### [Stated exercise]
Pick out each line of the records that includes the string "time", and copy it.

══════════

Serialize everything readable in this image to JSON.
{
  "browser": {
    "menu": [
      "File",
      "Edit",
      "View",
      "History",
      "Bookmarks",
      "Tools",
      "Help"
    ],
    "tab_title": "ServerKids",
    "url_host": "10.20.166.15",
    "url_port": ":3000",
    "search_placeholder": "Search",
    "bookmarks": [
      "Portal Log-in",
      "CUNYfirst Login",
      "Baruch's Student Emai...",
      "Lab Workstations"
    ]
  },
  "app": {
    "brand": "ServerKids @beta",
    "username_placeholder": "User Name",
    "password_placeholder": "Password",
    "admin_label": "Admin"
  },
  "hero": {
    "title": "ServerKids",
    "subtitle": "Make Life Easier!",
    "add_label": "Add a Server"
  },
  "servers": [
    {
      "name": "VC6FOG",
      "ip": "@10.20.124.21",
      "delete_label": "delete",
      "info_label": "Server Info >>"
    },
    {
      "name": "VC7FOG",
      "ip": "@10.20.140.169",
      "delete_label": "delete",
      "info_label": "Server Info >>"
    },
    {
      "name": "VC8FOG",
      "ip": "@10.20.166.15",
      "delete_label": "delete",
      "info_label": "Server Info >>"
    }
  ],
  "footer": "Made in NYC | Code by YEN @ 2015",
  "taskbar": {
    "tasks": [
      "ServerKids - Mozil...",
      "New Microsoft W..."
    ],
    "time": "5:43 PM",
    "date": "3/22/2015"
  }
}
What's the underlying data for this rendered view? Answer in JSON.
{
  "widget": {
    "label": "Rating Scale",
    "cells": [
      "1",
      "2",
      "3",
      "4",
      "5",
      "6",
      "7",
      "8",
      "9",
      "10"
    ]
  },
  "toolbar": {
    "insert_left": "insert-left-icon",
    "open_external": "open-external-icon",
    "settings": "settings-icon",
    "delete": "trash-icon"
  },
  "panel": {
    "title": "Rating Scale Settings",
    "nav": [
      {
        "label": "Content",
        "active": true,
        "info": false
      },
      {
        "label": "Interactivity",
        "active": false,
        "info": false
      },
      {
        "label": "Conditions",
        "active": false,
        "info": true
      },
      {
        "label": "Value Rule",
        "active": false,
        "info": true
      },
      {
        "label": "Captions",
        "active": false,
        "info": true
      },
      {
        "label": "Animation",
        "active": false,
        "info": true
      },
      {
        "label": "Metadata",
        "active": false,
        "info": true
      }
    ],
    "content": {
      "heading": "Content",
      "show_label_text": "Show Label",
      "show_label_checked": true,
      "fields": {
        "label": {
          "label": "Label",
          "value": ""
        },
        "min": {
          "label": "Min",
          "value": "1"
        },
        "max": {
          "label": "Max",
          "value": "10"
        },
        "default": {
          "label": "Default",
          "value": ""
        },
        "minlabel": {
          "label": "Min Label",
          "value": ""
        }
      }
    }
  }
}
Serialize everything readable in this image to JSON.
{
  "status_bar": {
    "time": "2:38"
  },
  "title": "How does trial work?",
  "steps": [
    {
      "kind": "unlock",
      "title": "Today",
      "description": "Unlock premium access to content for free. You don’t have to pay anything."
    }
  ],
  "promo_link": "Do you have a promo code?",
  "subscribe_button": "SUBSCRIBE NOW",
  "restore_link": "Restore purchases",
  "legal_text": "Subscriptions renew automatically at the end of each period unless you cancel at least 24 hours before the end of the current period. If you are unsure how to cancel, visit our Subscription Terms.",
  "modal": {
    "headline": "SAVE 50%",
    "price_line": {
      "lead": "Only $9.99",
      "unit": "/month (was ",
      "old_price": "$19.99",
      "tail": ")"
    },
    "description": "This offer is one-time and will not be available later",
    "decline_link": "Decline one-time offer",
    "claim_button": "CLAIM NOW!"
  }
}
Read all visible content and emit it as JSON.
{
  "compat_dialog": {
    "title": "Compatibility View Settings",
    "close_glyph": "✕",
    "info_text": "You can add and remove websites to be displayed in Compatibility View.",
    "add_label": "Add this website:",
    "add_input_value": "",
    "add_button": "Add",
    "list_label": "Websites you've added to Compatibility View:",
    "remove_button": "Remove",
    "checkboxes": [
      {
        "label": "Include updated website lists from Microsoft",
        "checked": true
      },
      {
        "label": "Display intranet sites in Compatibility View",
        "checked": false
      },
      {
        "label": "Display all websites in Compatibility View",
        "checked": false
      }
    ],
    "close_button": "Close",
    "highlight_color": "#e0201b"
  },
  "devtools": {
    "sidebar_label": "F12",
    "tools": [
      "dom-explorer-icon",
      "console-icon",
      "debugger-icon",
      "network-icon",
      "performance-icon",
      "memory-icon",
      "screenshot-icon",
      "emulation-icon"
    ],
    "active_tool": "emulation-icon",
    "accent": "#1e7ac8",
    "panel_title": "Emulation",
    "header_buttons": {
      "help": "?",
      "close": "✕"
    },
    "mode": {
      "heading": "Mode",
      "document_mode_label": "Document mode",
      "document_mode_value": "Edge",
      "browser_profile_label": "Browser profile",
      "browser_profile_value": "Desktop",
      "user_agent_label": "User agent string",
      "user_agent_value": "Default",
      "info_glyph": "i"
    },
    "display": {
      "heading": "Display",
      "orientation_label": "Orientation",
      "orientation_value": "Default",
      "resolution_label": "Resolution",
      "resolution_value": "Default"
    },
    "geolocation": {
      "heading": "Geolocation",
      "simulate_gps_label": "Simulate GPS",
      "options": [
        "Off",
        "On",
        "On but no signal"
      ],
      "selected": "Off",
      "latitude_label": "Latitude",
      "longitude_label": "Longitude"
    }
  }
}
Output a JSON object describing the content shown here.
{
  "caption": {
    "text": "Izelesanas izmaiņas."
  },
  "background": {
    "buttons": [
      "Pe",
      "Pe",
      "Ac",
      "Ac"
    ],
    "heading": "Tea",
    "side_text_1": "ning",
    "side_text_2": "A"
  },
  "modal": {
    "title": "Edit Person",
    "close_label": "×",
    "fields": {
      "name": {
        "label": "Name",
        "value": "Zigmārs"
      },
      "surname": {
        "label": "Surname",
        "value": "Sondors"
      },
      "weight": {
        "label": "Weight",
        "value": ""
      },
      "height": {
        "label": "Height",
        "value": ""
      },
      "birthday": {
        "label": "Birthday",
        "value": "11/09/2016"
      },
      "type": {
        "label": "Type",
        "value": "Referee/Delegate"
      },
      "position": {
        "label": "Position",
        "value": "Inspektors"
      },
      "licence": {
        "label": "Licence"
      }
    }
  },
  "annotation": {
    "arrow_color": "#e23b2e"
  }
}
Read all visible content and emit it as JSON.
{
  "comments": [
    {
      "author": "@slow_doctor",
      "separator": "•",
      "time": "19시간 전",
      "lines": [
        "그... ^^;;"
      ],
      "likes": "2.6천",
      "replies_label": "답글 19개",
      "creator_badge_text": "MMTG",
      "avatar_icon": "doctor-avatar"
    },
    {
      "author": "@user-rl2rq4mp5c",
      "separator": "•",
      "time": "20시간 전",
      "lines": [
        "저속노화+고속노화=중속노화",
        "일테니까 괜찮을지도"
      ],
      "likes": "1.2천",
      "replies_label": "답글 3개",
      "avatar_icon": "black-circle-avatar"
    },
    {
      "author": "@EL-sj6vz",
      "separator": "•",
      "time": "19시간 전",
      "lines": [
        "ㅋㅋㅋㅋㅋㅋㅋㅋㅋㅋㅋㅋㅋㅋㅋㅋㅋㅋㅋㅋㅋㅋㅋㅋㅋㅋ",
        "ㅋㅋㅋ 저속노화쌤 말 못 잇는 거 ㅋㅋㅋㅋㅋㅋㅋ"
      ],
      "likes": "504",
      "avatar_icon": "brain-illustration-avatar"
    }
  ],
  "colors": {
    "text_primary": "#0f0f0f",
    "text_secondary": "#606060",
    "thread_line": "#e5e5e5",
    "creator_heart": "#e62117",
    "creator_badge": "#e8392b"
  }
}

══════════

### [Output of the task]
    "time": "5:43 PM",
    "time": "2:38"
    "description": "This offer is one-time and will not be available later",
    "decline_link": "Decline one-time offer",
      "time": "19시간 전",
      "time": "20시간 전",
      "time": "19시간 전",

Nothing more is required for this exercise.